Aim:
Reproduce all of the records exactly.

>> START

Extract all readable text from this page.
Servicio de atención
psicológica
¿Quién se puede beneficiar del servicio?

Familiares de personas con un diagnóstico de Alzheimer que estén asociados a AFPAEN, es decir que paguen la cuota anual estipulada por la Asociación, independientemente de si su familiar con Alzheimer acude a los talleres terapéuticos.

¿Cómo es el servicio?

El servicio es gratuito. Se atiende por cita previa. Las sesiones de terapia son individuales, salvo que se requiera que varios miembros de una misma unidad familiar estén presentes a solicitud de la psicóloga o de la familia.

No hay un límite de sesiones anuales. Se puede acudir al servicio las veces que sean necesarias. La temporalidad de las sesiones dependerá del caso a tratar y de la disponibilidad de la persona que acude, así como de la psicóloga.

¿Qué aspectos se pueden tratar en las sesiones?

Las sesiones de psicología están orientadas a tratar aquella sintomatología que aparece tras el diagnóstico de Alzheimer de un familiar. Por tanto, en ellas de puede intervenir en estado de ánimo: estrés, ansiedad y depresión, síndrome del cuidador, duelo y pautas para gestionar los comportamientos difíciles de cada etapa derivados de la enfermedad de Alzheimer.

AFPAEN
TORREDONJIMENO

>> END

Result:
Extract all readable text from this page.
Servicio de atención
psicológica
¿Quién se puede beneficiar del servicio?

Familiares de personas con un diagnóstico de Alzheimer que estén asociados a AFPAEN, es decir que paguen la cuota anual estipulada por la Asociación, independientemente de si su familiar con Alzheimer acude a los talleres terapéuticos.

¿Cómo es el servicio?

El servicio es gratuito. Se atiende por cita previa. Las sesiones de terapia son individuales, salvo que se requiera que varios miembros de una misma unidad familiar estén presentes a solicitud de la psicóloga o de la familia.

No hay un límite de sesiones anuales. Se puede acudir al servicio las veces que sean necesarias. La temporalidad de las sesiones dependerá del caso a tratar y de la disponibilidad de la persona que acude, así como de la psicóloga.

¿Qué aspectos se pueden tratar en las sesiones?

Las sesiones de psicología están orientadas a tratar aquella sintomatología que aparece tras el diagnóstico de Alzheimer de un familiar. Por tanto, en ellas de puede intervenir en estado de ánimo: estrés, ansiedad y depresión, síndrome del cuidador, duelo y pautas para gestionar los comportamientos difíciles de cada etapa derivados de la enfermedad de Alzheimer.

AFPAEN
TORREDONJIMENO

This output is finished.